Transcribe the records below exactly as they appear, omitting any pictures.

* _Entries shown_:
----------------------------------------

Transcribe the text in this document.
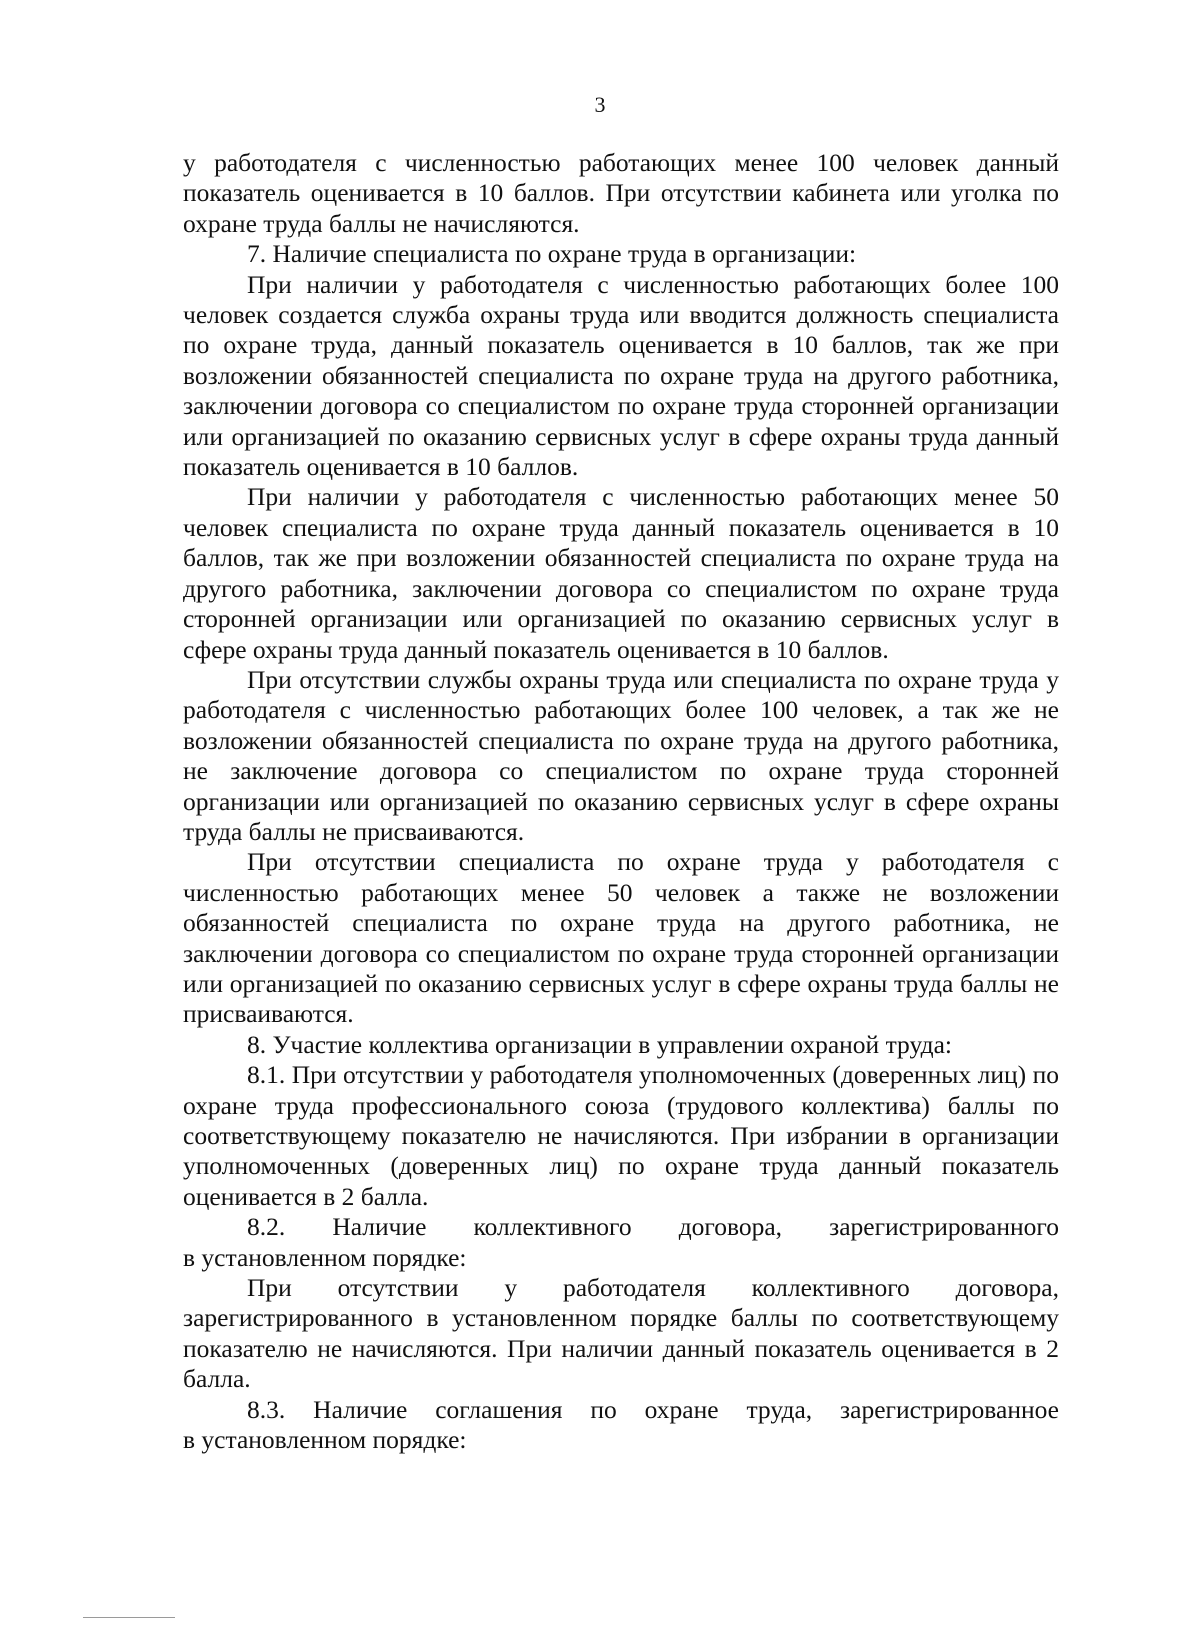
3

у работодателя с численностью работающих менее 100 человек данный показатель оценивается в 10 баллов. При отсутствии кабинета или уголка по охране труда баллы не начисляются.

7. Наличие специалиста по охране труда в организации:

При наличии у работодателя с численностью работающих более 100 человек создается служба охраны труда или вводится должность специалиста по охране труда, данный показатель оценивается в 10 баллов, так же при возложении обязанностей специалиста по охране труда на другого работника, заключении договора со специалистом по охране труда сторонней организации или организацией по оказанию сервисных услуг в сфере охраны труда данный показатель оценивается в 10 баллов.

При наличии у работодателя с численностью работающих менее 50 человек специалиста по охране труда данный показатель оценивается в 10 баллов, так же при возложении обязанностей специалиста по охране труда на другого работника, заключении договора со специалистом по охране труда сторонней организации или организацией по оказанию сервисных услуг в сфере охраны труда данный показатель оценивается в 10 баллов.

При отсутствии службы охраны труда или специалиста по охране труда у работодателя с численностью работающих более 100 человек, а так же не возложении обязанностей специалиста по охране труда на другого работника, не заключение договора со специалистом по охране труда сторонней организации или организацией по оказанию сервисных услуг в сфере охраны труда баллы не присваиваются.

При отсутствии специалиста по охране труда у работодателя с численностью работающих менее 50 человек а также не возложении обязанностей специалиста по охране труда на другого работника, не заключении договора со специалистом по охране труда сторонней организации или организацией по оказанию сервисных услуг в сфере охраны труда баллы не присваиваются.

8. Участие коллектива организации в управлении охраной труда:

8.1. При отсутствии у работодателя уполномоченных (доверенных лиц) по охране труда профессионального союза (трудового коллектива) баллы по соответствующему показателю не начисляются. При избрании в организации уполномоченных (доверенных лиц) по охране труда данный показатель оценивается в 2 балла.

8.2. Наличие коллективного договора, зарегистрированного

в установленном порядке:

При отсутствии у работодателя коллективного договора, зарегистрированного в установленном порядке баллы по соответствующему показателю не начисляются. При наличии данный показатель оценивается в 2 балла.

8.3. Наличие соглашения по охране труда, зарегистрированное

в установленном порядке:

----------------------------------------

* _Solution to this problem_:
Transcribe the text in this document.
3

у работодателя с численностью работающих менее 100 человек данный показатель оценивается в 10 баллов. При отсутствии кабинета или уголка по охране труда баллы не начисляются.

7. Наличие специалиста по охране труда в организации:

При наличии у работодателя с численностью работающих более 100 человек создается служба охраны труда или вводится должность специалиста по охране труда, данный показатель оценивается в 10 баллов, так же при возложении обязанностей специалиста по охране труда на другого работника, заключении договора со специалистом по охране труда сторонней организации или организацией по оказанию сервисных услуг в сфере охраны труда данный показатель оценивается в 10 баллов.

При наличии у работодателя с численностью работающих менее 50 человек специалиста по охране труда данный показатель оценивается в 10 баллов, так же при возложении обязанностей специалиста по охране труда на другого работника, заключении договора со специалистом по охране труда сторонней организации или организацией по оказанию сервисных услуг в сфере охраны труда данный показатель оценивается в 10 баллов.

При отсутствии службы охраны труда или специалиста по охране труда у работодателя с численностью работающих более 100 человек, а так же не возложении обязанностей специалиста по охране труда на другого работника, не заключение договора со специалистом по охране труда сторонней организации или организацией по оказанию сервисных услуг в сфере охраны труда баллы не присваиваются.

При отсутствии специалиста по охране труда у работодателя с численностью работающих менее 50 человек а также не возложении обязанностей специалиста по охране труда на другого работника, не заключении договора со специалистом по охране труда сторонней организации или организацией по оказанию сервисных услуг в сфере охраны труда баллы не присваиваются.

8. Участие коллектива организации в управлении охраной труда:

8.1. При отсутствии у работодателя уполномоченных (доверенных лиц) по охране труда профессионального союза (трудового коллектива) баллы по соответствующему показателю не начисляются. При избрании в организации уполномоченных (доверенных лиц) по охране труда данный показатель оценивается в 2 балла.

8.2. Наличие коллективного договора, зарегистрированного

в установленном порядке:

При отсутствии у работодателя коллективного договора, зарегистрированного в установленном порядке баллы по соответствующему показателю не начисляются. При наличии данный показатель оценивается в 2 балла.

8.3. Наличие соглашения по охране труда, зарегистрированное

в установленном порядке:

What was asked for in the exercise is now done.